**TEXT PASSAGE**

I do an one-way ANOVA with a proc mixed to can do estimates. I have in my model only the treatment group and my variable to explain is in log. I need to have the between subject variability but I don't know if it's correct. 

 

My model is :

 

%macro model(PARAM);
proc mixed data=ANOVA_TMP method=type3 ;
class usubjid TRTA_TMP;
model &PARAM= TRTA_TMP / s alpha=0.10 ddfm=kr ;
estimate "b versus A " TRTA_TMP -1 1 0 / cl alpha=0.10 ;
estimate " c versus b" TRTA_TMP 0 -1 1 / cl alpha=0.10 ;
lsmeans TRTA_TMP / cl alpha=0.05;

ods output estimates=_Estim;
ods output lsmeans=_LSMEANS;
ods output Type3=_Type3;
run;

 

data _Estim;
set _Estim;
estim_exp=exp(Estimate);
se_exp=exp(StdErr);

ci_inf_exp=exp(lower);
ci_sup_exp=exp(upper);
run;

 

data _LSMEANS;
set _LSMEANS;
estim_exp=exp(Estimate);
ci_inf_exp=exp(lower);
ci_sup_exp=exp(upper);
run;

 

data _Type3;
set _Type3;
std_log=sqrt(MS);
CV_inter_geometric=((exp(std_log**2)-1)**(1/2))*100;
run;

%mend;

 

With this way, I obtain a CV%inter group (and not between-subject) equal to 37% but in each group I have an CV% respectively, 20.7% ; 30.6% and 13% so i think that it's not constistent. Could you help me please ?

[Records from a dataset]

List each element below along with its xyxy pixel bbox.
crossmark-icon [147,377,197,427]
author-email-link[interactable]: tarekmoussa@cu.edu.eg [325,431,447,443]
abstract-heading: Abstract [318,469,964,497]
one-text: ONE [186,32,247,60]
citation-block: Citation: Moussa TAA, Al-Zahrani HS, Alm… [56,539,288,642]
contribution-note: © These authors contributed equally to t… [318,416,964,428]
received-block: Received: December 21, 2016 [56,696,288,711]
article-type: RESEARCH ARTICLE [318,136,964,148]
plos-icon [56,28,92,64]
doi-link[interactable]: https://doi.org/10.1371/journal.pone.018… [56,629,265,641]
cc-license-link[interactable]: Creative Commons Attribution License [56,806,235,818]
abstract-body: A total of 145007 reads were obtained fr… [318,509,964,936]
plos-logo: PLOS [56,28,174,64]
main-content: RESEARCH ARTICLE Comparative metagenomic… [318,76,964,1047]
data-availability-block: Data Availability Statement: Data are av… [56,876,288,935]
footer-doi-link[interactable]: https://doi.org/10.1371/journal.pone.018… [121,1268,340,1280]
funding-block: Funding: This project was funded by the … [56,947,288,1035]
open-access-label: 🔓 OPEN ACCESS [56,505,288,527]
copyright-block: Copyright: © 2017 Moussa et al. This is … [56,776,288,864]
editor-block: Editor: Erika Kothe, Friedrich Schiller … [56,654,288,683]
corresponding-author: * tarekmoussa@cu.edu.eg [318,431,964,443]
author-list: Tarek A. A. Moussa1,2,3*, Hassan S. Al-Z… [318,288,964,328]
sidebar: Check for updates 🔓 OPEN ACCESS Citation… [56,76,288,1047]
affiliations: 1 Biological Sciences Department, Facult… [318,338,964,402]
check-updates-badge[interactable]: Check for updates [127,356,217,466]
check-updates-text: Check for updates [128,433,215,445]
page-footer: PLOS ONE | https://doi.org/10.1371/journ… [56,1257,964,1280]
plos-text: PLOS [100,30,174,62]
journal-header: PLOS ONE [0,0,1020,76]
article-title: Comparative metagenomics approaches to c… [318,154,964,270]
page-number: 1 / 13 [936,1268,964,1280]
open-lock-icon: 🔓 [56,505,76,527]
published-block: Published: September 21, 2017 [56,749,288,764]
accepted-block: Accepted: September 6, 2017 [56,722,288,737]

**TASK BRIEF**
Repeat the part of the ANOVA post that opens with the words containing "I do an one-way" and closes with "if it's correct.". This material has no connection to the ANOVA post.

**RESPONSE TO THIS TASK**
I do an one-way ANOVA with a proc mixed to can do estimates. I have in my model only the treatment group and my variable to explain is in log. I need to have the between subject variability but I don't know if it's correct.